_EXERCISE DIRECTIONS_. Reproduce each line bearing the word "persone".

**** ENTRIES SUPPLIED ****

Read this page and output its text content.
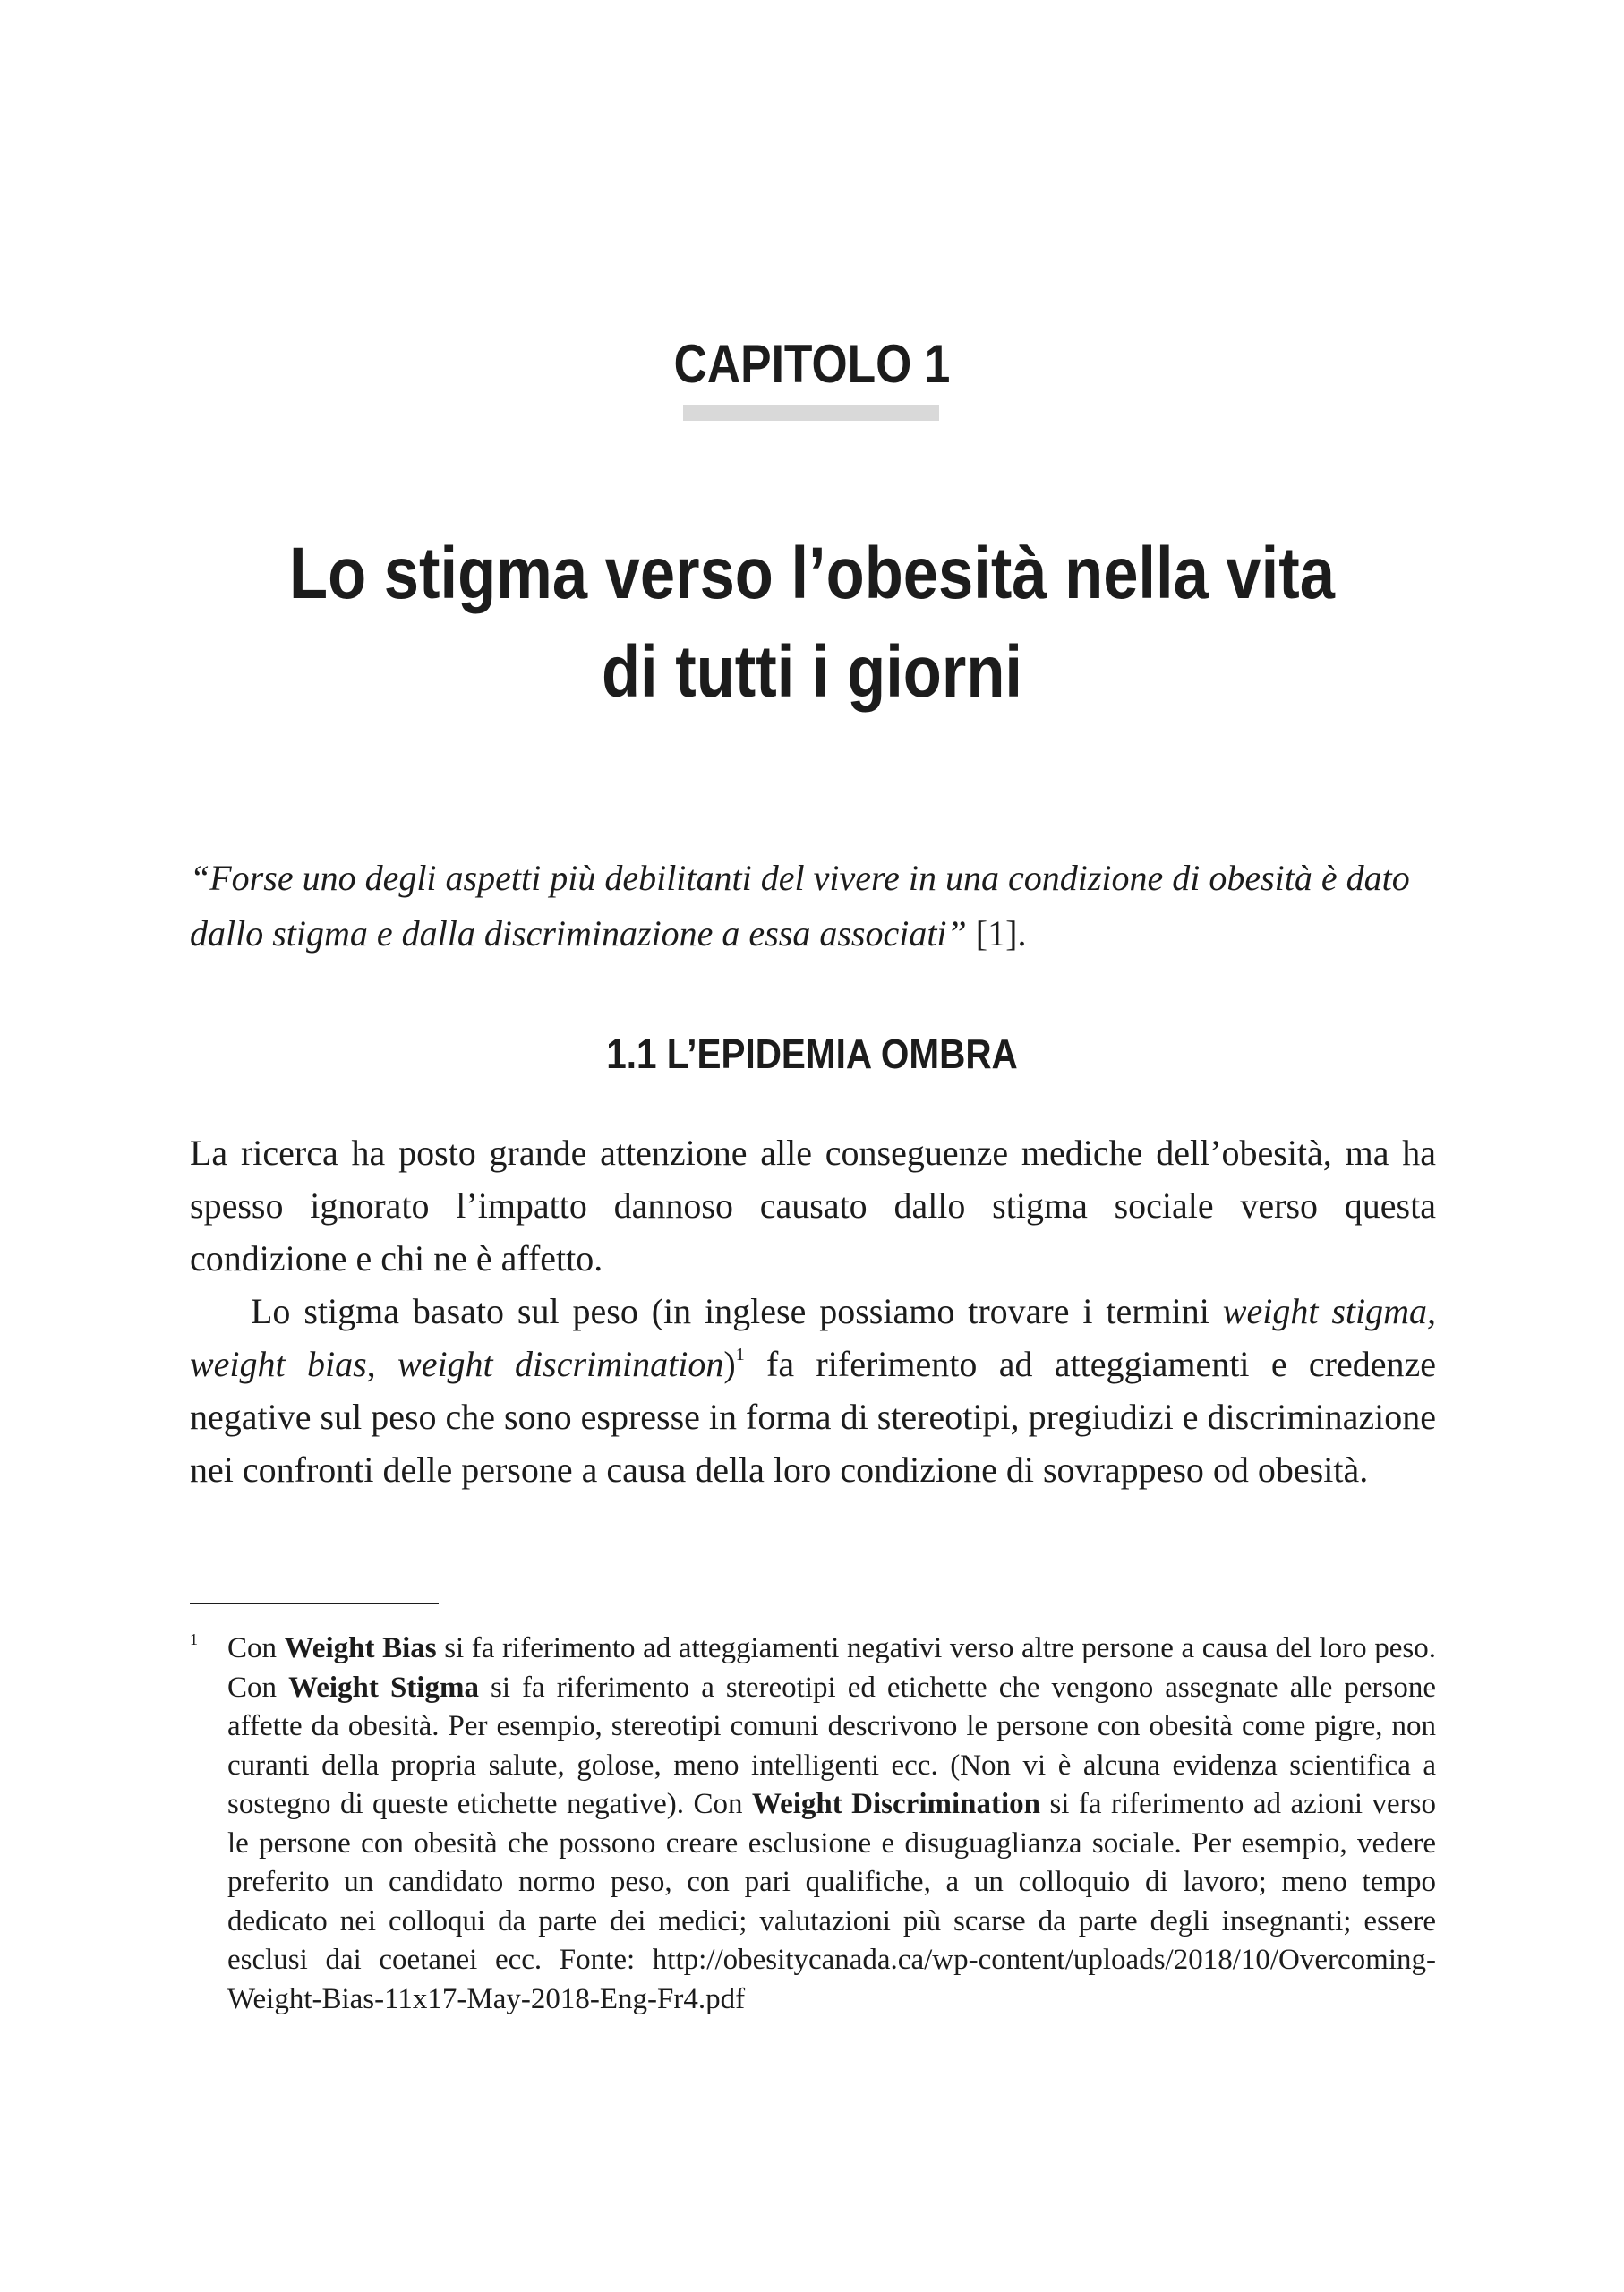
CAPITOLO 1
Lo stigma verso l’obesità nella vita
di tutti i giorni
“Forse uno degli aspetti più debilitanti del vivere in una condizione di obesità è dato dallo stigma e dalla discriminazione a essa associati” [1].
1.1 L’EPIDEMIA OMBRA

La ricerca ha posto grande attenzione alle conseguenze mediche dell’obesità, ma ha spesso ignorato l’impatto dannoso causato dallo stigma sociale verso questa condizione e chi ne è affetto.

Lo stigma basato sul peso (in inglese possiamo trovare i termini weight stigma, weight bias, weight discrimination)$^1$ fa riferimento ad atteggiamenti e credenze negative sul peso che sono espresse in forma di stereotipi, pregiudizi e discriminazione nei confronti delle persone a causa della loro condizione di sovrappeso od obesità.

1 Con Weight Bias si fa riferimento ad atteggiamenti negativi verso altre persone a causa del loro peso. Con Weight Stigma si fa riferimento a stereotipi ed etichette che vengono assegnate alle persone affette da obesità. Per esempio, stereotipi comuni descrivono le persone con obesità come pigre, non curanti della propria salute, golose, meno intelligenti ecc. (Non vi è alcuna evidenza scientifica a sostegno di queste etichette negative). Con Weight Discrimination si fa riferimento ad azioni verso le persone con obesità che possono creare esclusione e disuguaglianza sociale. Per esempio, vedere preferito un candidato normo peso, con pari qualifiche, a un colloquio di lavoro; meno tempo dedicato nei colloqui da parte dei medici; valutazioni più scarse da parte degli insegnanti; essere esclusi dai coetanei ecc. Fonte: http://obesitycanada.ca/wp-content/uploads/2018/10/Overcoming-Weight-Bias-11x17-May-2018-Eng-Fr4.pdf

****
**** ENTRIES SUPPLIED ****

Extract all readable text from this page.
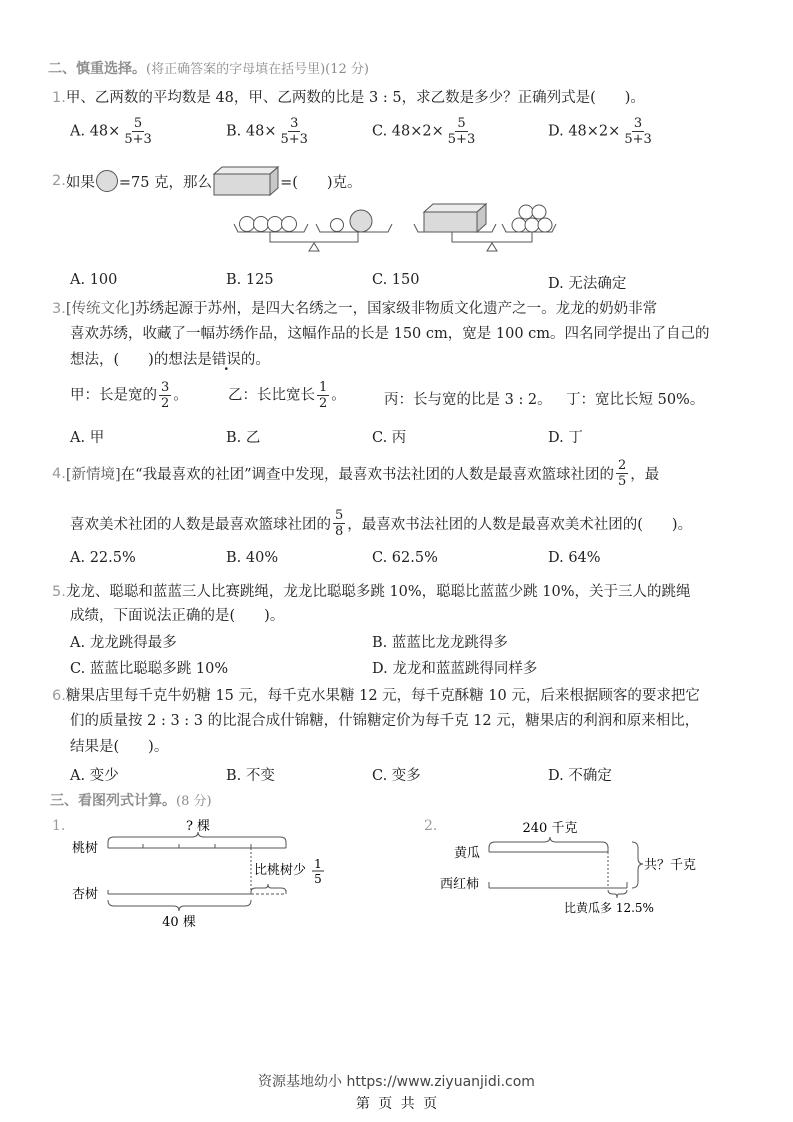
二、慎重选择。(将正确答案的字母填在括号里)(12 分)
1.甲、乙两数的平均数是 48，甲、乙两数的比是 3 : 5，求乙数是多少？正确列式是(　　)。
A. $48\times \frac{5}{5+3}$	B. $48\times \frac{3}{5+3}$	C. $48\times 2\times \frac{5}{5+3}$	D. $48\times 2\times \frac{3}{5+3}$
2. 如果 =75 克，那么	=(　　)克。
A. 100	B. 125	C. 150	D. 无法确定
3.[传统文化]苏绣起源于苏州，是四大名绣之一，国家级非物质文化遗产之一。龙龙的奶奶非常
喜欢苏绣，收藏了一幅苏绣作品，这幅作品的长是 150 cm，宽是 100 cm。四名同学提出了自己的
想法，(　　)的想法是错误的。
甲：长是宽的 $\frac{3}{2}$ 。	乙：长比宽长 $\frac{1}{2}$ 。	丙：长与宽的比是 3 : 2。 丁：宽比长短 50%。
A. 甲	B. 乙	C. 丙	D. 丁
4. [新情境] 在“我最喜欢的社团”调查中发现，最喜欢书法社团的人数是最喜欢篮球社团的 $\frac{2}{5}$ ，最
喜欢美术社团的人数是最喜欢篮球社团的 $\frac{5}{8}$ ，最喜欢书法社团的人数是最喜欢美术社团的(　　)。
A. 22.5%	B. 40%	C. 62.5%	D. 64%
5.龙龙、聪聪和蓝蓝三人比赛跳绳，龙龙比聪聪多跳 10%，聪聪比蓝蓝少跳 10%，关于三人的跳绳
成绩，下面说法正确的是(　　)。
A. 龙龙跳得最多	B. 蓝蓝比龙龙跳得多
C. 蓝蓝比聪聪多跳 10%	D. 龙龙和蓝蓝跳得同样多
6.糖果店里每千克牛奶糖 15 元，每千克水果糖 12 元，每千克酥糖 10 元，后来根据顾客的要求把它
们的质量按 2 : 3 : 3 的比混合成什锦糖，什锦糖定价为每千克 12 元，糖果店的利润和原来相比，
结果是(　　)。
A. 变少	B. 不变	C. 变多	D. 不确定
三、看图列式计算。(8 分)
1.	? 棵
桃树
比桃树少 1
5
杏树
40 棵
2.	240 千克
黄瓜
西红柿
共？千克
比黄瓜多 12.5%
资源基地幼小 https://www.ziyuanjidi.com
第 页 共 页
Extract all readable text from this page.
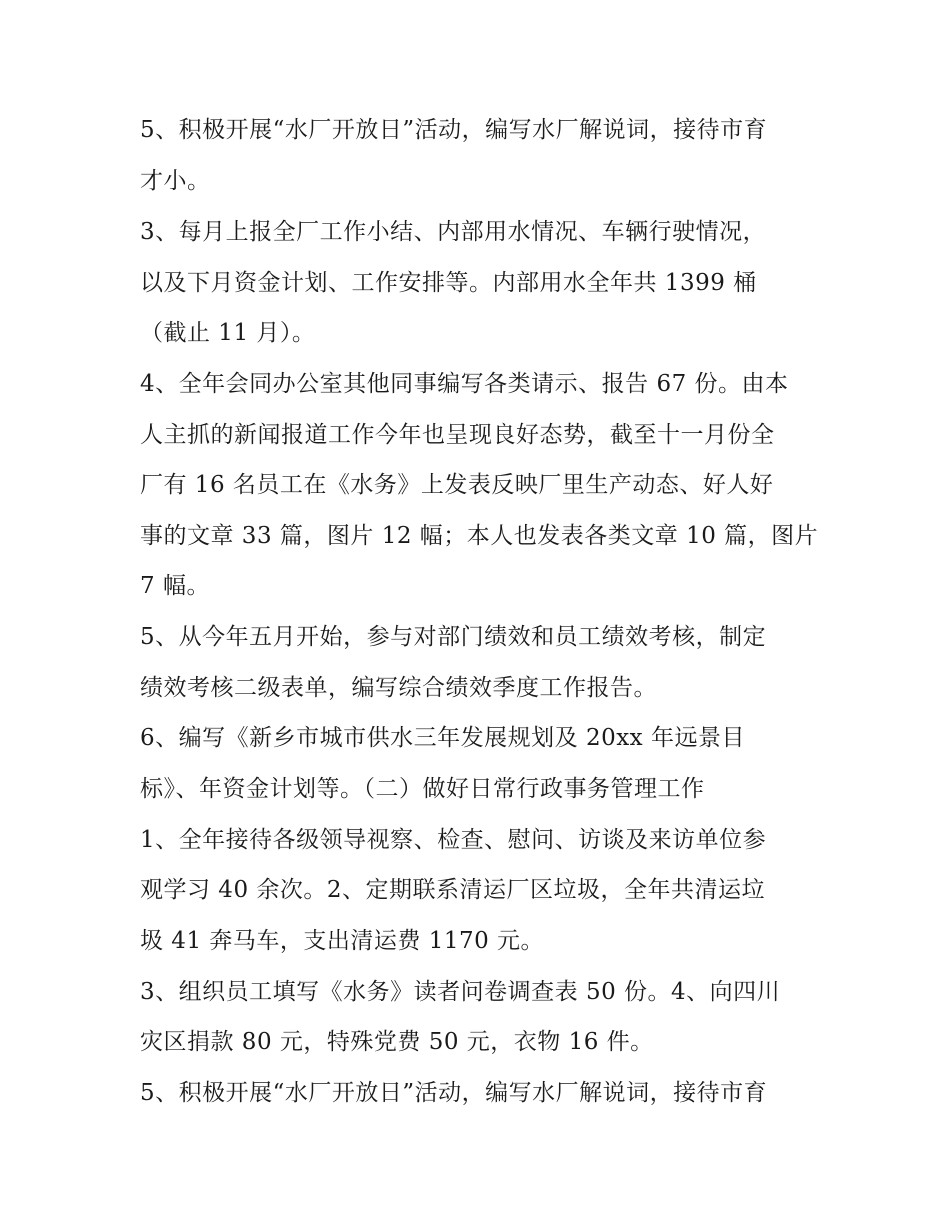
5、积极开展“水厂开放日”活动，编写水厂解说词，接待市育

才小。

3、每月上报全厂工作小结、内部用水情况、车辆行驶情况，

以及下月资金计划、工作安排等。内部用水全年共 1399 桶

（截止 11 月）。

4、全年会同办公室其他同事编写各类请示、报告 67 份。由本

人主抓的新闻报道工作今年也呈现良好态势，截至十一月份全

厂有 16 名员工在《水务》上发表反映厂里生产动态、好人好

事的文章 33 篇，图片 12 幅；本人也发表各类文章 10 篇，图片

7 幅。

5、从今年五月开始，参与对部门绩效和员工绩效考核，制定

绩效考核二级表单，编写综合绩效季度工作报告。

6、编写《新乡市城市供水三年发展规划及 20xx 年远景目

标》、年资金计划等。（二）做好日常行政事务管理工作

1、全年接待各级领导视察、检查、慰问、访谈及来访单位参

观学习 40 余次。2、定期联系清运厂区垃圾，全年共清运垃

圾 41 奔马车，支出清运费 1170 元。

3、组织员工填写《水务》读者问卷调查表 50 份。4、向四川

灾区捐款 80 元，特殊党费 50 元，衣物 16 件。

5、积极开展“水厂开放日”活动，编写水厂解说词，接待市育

****

_OUTPUT FOR THIS TASK_.
Lo stigma basato sul peso (in inglese possiamo trovare i termini weight stigma, weight bias, weight discrimination)$^1$ fa riferimento ad atteggiamenti e credenze negative sul peso che sono espresse in forma di stereotipi, pregiudizi e discriminazione nei confronti delle persone a causa della loro condizione di sovrappeso od obesità.
1 Con Weight Bias si fa riferimento ad atteggiamenti negativi verso altre persone a causa del loro peso. Con Weight Stigma si fa riferimento a stereotipi ed etichette che vengono assegnate alle persone affette da obesità. Per esempio, stereotipi comuni descrivono le persone con obesità come pigre, non curanti della propria salute, golose, meno intelligenti ecc. (Non vi è alcuna evidenza scientifica a sostegno di queste etichette negative). Con Weight Discrimination si fa riferimento ad azioni verso le persone con obesità che possono creare esclusione e disuguaglianza sociale. Per esempio, vedere preferito un candidato normo peso, con pari qualifiche, a un colloquio di lavoro; meno tempo dedicato nei colloqui da parte dei medici; valutazioni più scarse da parte degli insegnanti; essere esclusi dai coetanei ecc. Fonte: http://obesitycanada.ca/wp-content/uploads/2018/10/Overcoming-Weight-Bias-11x17-May-2018-Eng-Fr4.pdf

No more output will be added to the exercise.